[Brief] Each line containing the word "并于同日成立清算组" must be reported.

Collection entries:
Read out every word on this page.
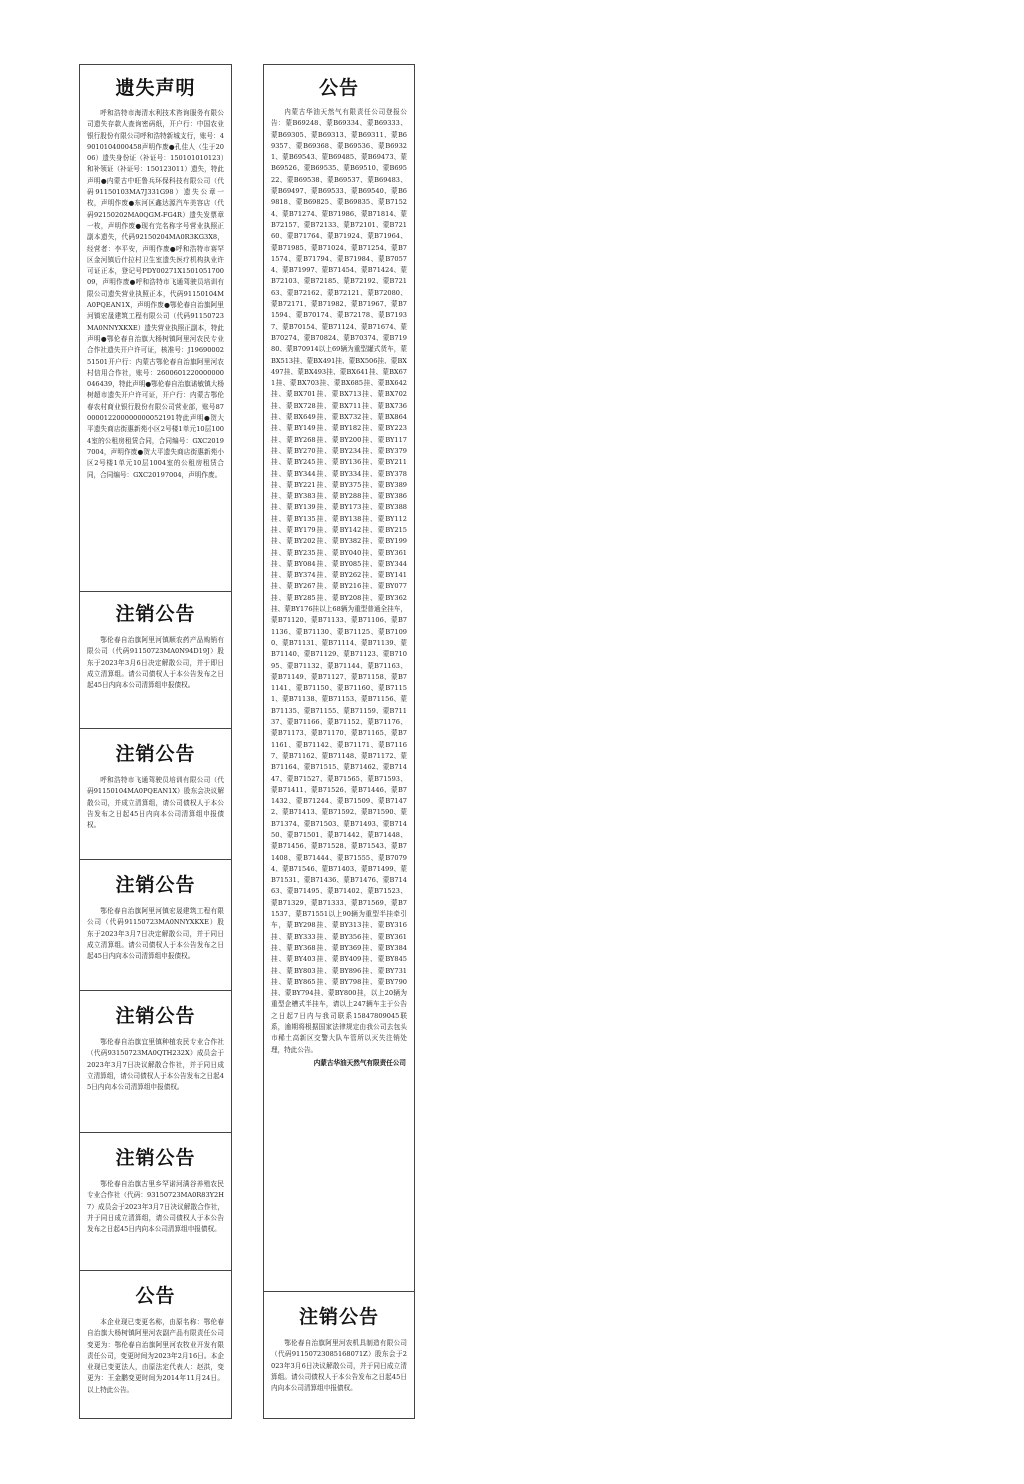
遗失声明

呼和浩特市海清水利技术咨询服务有限公司遗失存款人查询密码纸，开户行：中国农业银行股份有限公司呼和浩特新城支行，账号：49010104000458声明作废●孔佳人（生于2006）遗失身份证（补证号：150101010123）和补领证（补证号：150123011）遗失，特此声明●内蒙古中旺鲁兵环保科技有限公司（代码91150103MA7J331G98）遗失公章一枚，声明作废●东河区鑫达源汽车美容店（代码92150202MA0QGM-FG4R）遗失发票章一枚，声明作废●现有完名称字号营业执照正副本遗失，代码92150204MA0R3KG3X8，经营者：李平安，声明作废●呼和浩特市赛罕区金河镇后什拉村卫生室遗失医疗机构执业许可证正本，登记号PDY00271X150105170009，声明作废●呼和浩特市飞通驾驶员培训有限公司遗失营业执照正本，代码91150104MA0PQEAN1X，声明作废●鄂伦春自治旗阿里河镇宏晟建筑工程有限公司（代码91150723MA0NNYXKXE）遗失营业执照正副本，特此声明●鄂伦春自治旗大杨树镇阿里河农民专业合作社遗失开户许可证，核准号：J1969000251501开户行：内蒙古鄂伦春自治旗阿里河农村信用合作社，账号：2600601220000000046439，特此声明●鄂伦春自治旗诺敏镇大杨树超市遗失开户许可证，开户行：内蒙古鄂伦春农村商业银行股份有限公司营业部，账号87000012200000000052191特此声明●贺大平遗失商店街惠新苑小区2号楼1单元10层1004室的公租房租赁合同，合同编号：GXC20197004，声明作废●贺大平遗失商店街惠新苑小区2号楼1单元10层1004室的公租房租赁合同，合同编号：GXC20197004，声明作废。

注销公告

鄂伦春自治旗阿里河镇顺农药产品购销有限公司（代码91150723MA0N94D19J）股东于2023年3月6日决定解散公司，并于即日成立清算组。请公司债权人于本公告发布之日起45日内向本公司清算组申报债权。

注销公告

呼和浩特市飞通驾驶员培训有限公司（代码91150104MA0PQEAN1X）股东会决议解散公司，并成立清算组，请公司债权人于本公告发布之日起45日内向本公司清算组申报债权。

注销公告

鄂伦春自治旗阿里河镇宏晟建筑工程有限公司（代码91150723MA0NNYXKXE）股东于2023年3月7日决定解散公司，并于同日成立清算组。请公司债权人于本公告发布之日起45日内向本公司清算组申报债权。

注销公告

鄂伦春自治旗宜里镇种植农民专业合作社（代码93150723MA0QTH232X）成员会于2023年3月7日决议解散合作社，并于同日成立清算组，请公司债权人于本公告发布之日起45日内向本公司清算组申报债权。

注销公告

鄂伦春自治旗古里乡罕诺河满谷养殖农民专业合作社（代码：93150723MA0R83Y2H7）成员会于2023年3月7日决议解散合作社，并于同日成立清算组，请公司债权人于本公告发布之日起45日内向本公司清算组申报债权。

公告

本企业现已变更名称，由原名称：鄂伦春自治旗大杨树镇阿里河农副产品有限责任公司变更为：鄂伦春自治旗阿里河农牧业开发有限责任公司，变更时间为2023年2月16日。本企业现已变更法人，由原法定代表人：赵洪，变更为：王金鹏变更时间为2014年11月24日。以上特此公告。

公告

内蒙古华油天然气有限责任公司登报公告：蒙B69248、蒙B69334、蒙B69333、蒙B69305、蒙B69313、蒙B69311、蒙B69357、蒙B69368、蒙B69536、蒙B69321、蒙B69543、蒙B69485、蒙B69473、蒙B69526、蒙B69535、蒙B69510、蒙B69522、蒙B69538、蒙B69537、蒙B69483、蒙B69497、蒙B69533、蒙B69540、蒙B69818、蒙B69825、蒙B69835、蒙B71524、蒙B71274、蒙B71986、蒙B71814、蒙B72157、蒙B72133、蒙B72101、蒙B72160、蒙B71764、蒙B71924、蒙B71964、蒙B71985、蒙B71024、蒙B71254、蒙B71574、蒙B71794、蒙B71984、蒙B70574、蒙B71997、蒙B71454、蒙B71424、蒙B72103、蒙B72185、蒙B72192、蒙B72163、蒙B72162、蒙B72121、蒙B72080、蒙B72171、蒙B71982、蒙B71967、蒙B71594、蒙B70174、蒙B72178、蒙B71937、蒙B70154、蒙B71124、蒙B71674、蒙B70274、蒙B70824、蒙B70374、蒙B71980、蒙B70914以上69辆为重型罐式货车，蒙BX513挂、蒙BX491挂、蒙BX506挂、蒙BX497挂、蒙BX493挂、蒙BX641挂、蒙BX671挂、蒙BX703挂、蒙BX685挂、蒙BX642挂、蒙BX701挂、蒙BX713挂、蒙BX702挂、蒙BX728挂、蒙BX711挂、蒙BX736挂、蒙BX649挂、蒙BX732挂、蒙BX864挂、蒙BY149挂、蒙BY182挂、蒙BY223挂、蒙BY268挂、蒙BY200挂、蒙BY117挂、蒙BY270挂、蒙BY234挂、蒙BY379挂、蒙BY245挂、蒙BY136挂、蒙BY211挂、蒙BY344挂、蒙BY334挂、蒙BY378挂、蒙BY221挂、蒙BY375挂、蒙BY389挂、蒙BY383挂、蒙BY288挂、蒙BY386挂、蒙BY139挂、蒙BY173挂、蒙BY388挂、蒙BY135挂、蒙BY138挂、蒙BY112挂、蒙BY179挂、蒙BY142挂、蒙BY215挂、蒙BY202挂、蒙BY382挂、蒙BY199挂、蒙BY235挂、蒙BY040挂、蒙BY361挂、蒙BY084挂、蒙BY085挂、蒙BY344挂、蒙BY374挂、蒙BY262挂、蒙BY141挂、蒙BY267挂、蒙BY216挂、蒙BY077挂、蒙BY285挂、蒙BY208挂、蒙BY362挂、蒙BY176挂以上68辆为重型普通全挂车，蒙B71120、蒙B71133、蒙B71106、蒙B71136、蒙B71130、蒙B71125、蒙B71090、蒙B71131、蒙B71114、蒙B71139、蒙B71140、蒙B71129、蒙B71123、蒙B71095、蒙B71132、蒙B71144、蒙B71163、蒙B71149、蒙B71127、蒙B71158、蒙B71141、蒙B71150、蒙B71160、蒙B71151、蒙B71138、蒙B71153、蒙B71156、蒙B71135、蒙B71155、蒙B71159、蒙B71137、蒙B71166、蒙B71152、蒙B71176、蒙B71173、蒙B71170、蒙B71165、蒙B71161、蒙B71142、蒙B71171、蒙B71167、蒙B71162、蒙B71148、蒙B71172、蒙B71164、蒙B71515、蒙B71462、蒙B71447、蒙B71527、蒙B71565、蒙B71593、蒙B71411、蒙B71526、蒙B71446、蒙B71432、蒙B71244、蒙B71509、蒙B71472、蒙B71413、蒙B71592、蒙B71590、蒙B71374、蒙B71503、蒙B71493、蒙B71450、蒙B71501、蒙B71442、蒙B71448、蒙B71456、蒙B71528、蒙B71543、蒙B71408、蒙B71444、蒙B71555、蒙B70794、蒙B71546、蒙B71403、蒙B71499、蒙B71531、蒙B71436、蒙B71476、蒙B71463、蒙B71495、蒙B71402、蒙B71523、蒙B71329、蒙B71333、蒙B71569、蒙B71537、蒙B71551以上90辆为重型半挂牵引车，蒙BY298挂、蒙BY313挂、蒙BY316挂、蒙BY333挂、蒙BY356挂、蒙BY361挂、蒙BY368挂、蒙BY369挂、蒙BY384挂、蒙BY403挂、蒙BY409挂、蒙BY845挂、蒙BY803挂、蒙BY896挂、蒙BY731挂、蒙BY865挂、蒙BY798挂、蒙BY790挂、蒙BY794挂、蒙BY800挂，以上20辆为重型企槽式半挂车，请以上247辆车主于公告之日起7日内与我司联系15847809045联系，逾期将根据国家法律规定由我公司去包头市稀土高新区交警大队车管所以灭失注销处理，特此公告。

内蒙古华油天然气有限责任公司
注销公告

鄂伦春自治旗阿里河农机具制造有限公司（代码91150723085168071Z）股东会于2023年3月6日决议解散公司，并于同日成立清算组。请公司债权人于本公告发布之日起45日内向本公司清算组申报债权。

[Complete answer]
鄂伦春自治旗阿里河镇宏晟建筑工程有限公司（代码91150723MA0NNYXKXE）股东于2023年3月7日决定解散公司，并于同日成立清算组。请公司债权人于本公告发布之日起45日内向本公司清算组申报债权。
鄂伦春自治旗宜里镇种植农民专业合作社（代码93150723MA0QTH232X）成员会于2023年3月7日决议解散合作社，并于同日成立清算组，请公司债权人于本公告发布之日起45日内向本公司清算组申报债权。
鄂伦春自治旗古里乡罕诺河满谷养殖农民专业合作社（代码：93150723MA0R83Y2H7）成员会于2023年3月7日决议解散合作社，并于同日成立清算组，请公司债权人于本公告发布之日起45日内向本公司清算组申报债权。
鄂伦春自治旗阿里河农机具制造有限公司（代码91150723085168071Z）股东会于2023年3月6日决议解散公司，并于同日成立清算组。请公司债权人于本公告发布之日起45日内向本公司清算组申报债权。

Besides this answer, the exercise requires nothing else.